** Task instructions **
Report only the number of lines in this material that include the string "search".

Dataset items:
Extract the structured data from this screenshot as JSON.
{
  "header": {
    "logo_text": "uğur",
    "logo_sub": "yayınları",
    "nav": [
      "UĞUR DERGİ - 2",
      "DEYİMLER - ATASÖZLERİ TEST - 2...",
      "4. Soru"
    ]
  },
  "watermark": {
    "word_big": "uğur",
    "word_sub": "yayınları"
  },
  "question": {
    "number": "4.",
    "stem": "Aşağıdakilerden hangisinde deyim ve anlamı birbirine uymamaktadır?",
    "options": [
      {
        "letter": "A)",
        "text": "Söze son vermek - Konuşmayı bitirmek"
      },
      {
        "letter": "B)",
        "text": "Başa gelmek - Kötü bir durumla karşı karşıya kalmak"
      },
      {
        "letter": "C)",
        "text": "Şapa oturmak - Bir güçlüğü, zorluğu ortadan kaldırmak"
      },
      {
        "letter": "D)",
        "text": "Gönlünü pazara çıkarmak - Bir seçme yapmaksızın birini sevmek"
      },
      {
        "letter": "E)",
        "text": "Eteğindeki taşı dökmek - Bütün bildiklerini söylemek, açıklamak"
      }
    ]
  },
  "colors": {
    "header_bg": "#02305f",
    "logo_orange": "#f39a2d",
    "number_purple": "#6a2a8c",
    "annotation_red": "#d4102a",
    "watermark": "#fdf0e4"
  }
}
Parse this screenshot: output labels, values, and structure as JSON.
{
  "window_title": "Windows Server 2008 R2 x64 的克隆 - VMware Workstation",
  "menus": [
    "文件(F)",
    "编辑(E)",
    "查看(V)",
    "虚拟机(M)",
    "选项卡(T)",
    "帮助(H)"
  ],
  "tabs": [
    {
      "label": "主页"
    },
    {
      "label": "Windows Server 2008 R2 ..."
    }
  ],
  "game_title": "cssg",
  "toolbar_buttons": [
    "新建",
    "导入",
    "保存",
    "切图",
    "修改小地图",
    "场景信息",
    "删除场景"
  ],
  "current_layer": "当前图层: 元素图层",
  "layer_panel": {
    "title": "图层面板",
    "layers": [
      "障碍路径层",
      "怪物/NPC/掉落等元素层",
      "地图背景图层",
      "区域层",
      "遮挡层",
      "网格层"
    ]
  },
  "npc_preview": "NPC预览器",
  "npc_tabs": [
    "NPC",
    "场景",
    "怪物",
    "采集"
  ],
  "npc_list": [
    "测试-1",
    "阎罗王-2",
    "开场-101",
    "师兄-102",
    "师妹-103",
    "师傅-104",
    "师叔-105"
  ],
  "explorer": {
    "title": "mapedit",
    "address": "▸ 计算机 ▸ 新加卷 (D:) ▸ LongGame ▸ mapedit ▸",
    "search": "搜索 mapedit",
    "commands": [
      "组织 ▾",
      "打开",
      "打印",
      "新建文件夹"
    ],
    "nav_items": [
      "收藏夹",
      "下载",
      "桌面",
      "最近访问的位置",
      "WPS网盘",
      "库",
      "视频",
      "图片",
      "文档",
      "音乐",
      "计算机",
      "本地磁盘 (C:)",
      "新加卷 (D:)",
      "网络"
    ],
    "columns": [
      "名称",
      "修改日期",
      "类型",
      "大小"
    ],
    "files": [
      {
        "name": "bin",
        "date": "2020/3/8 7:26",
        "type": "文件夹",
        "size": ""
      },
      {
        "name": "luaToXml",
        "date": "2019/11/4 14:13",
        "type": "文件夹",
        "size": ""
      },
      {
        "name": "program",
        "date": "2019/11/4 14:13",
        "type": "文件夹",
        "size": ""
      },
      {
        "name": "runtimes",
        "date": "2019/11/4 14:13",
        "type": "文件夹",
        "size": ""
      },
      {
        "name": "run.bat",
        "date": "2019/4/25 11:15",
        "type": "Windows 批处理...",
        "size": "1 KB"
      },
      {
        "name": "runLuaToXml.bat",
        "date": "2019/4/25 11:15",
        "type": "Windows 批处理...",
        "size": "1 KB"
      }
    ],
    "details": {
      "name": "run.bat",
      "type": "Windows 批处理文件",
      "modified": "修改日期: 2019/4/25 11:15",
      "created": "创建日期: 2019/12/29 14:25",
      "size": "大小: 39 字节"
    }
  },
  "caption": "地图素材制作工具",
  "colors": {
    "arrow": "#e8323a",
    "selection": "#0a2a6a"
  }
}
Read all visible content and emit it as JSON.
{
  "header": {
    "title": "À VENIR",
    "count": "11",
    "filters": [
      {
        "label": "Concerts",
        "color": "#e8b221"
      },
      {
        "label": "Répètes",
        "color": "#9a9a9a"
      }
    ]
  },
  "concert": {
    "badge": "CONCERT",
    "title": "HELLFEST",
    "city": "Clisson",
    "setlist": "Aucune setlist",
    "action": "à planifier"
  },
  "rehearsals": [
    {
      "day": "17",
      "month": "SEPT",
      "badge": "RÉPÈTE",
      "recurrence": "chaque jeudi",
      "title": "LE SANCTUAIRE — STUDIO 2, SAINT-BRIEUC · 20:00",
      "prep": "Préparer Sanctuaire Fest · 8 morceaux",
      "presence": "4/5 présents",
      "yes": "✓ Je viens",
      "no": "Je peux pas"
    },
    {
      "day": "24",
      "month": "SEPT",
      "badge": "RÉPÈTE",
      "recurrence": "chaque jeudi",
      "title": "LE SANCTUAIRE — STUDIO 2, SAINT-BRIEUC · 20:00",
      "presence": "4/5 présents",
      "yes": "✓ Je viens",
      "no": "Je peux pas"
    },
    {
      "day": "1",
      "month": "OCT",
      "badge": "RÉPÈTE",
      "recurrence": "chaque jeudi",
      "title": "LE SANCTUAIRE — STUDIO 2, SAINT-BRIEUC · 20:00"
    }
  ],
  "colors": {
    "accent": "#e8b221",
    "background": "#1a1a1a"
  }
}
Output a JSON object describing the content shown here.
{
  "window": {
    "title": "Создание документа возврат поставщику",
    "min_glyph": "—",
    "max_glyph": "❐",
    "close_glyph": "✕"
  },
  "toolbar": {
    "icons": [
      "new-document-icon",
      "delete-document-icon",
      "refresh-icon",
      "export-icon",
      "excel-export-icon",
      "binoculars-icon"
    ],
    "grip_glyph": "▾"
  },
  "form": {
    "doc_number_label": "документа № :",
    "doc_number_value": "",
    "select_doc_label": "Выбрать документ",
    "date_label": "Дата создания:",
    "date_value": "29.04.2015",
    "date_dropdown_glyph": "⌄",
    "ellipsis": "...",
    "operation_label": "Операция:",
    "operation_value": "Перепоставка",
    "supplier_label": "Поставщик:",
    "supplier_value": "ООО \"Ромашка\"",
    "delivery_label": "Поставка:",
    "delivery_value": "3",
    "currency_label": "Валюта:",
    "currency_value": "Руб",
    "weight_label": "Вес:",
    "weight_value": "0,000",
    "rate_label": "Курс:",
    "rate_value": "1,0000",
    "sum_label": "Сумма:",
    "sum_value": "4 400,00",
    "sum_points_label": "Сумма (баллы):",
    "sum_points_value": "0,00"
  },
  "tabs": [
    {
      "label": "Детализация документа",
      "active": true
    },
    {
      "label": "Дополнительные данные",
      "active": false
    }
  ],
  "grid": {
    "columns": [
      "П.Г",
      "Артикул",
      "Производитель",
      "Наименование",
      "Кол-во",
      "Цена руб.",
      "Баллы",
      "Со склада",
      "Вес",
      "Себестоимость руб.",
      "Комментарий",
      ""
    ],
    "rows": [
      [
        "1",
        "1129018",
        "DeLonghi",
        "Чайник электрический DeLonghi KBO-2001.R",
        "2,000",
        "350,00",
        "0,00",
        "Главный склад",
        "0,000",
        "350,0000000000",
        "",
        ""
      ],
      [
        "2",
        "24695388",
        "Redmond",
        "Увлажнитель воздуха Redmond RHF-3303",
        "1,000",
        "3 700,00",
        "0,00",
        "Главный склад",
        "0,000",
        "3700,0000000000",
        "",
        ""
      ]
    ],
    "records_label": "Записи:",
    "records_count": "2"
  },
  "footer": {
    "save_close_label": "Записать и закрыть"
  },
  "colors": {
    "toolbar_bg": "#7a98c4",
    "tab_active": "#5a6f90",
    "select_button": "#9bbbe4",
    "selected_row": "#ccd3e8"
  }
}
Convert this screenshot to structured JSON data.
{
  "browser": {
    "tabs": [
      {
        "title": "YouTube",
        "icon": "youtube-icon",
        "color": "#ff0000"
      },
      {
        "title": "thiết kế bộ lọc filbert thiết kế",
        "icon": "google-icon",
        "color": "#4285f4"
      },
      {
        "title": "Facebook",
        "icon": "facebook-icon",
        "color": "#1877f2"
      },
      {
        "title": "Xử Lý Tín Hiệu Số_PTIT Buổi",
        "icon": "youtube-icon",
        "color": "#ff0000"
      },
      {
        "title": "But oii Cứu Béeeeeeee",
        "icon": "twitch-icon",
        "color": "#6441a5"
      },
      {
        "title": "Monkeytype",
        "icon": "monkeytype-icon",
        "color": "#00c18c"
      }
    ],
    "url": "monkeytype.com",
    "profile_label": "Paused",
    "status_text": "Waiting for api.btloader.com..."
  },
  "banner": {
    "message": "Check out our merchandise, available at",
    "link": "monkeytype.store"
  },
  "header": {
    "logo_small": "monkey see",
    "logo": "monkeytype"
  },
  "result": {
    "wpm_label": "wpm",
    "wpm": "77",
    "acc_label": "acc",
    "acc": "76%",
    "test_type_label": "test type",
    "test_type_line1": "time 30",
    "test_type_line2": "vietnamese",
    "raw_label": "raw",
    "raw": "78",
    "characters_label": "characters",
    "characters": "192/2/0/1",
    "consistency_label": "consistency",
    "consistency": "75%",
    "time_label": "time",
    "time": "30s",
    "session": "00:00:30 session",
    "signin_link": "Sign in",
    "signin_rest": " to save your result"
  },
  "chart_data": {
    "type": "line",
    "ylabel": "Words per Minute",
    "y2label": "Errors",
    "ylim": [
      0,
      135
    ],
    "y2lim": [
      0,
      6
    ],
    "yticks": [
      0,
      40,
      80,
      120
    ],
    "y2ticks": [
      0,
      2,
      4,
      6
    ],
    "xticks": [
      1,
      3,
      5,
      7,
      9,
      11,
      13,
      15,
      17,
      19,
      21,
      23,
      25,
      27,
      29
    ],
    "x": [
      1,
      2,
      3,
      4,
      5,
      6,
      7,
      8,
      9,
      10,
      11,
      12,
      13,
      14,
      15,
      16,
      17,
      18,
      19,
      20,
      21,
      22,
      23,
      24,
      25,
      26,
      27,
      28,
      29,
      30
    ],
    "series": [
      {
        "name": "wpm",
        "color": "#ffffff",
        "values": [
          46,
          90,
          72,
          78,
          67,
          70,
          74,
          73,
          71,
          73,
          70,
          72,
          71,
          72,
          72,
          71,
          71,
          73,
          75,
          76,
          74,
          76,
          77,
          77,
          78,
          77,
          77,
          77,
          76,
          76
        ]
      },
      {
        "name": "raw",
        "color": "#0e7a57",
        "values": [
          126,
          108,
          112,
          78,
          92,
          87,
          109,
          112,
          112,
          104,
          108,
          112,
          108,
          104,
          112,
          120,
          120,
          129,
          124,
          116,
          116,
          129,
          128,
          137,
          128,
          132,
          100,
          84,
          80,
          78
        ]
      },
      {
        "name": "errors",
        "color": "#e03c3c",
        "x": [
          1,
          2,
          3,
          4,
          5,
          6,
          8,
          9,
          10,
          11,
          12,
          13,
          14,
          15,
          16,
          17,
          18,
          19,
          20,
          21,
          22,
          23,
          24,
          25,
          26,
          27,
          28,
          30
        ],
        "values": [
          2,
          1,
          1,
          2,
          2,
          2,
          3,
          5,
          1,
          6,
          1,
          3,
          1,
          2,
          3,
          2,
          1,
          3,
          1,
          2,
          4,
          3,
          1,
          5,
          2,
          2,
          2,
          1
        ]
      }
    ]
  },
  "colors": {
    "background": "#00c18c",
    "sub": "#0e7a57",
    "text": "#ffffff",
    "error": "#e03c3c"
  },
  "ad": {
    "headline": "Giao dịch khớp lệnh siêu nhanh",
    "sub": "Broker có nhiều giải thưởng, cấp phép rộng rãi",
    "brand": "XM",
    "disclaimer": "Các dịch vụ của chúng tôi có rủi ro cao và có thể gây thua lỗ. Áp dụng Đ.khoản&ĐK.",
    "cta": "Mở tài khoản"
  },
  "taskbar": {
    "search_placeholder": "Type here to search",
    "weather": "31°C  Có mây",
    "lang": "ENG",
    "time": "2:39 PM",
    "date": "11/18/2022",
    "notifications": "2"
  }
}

** The result **
2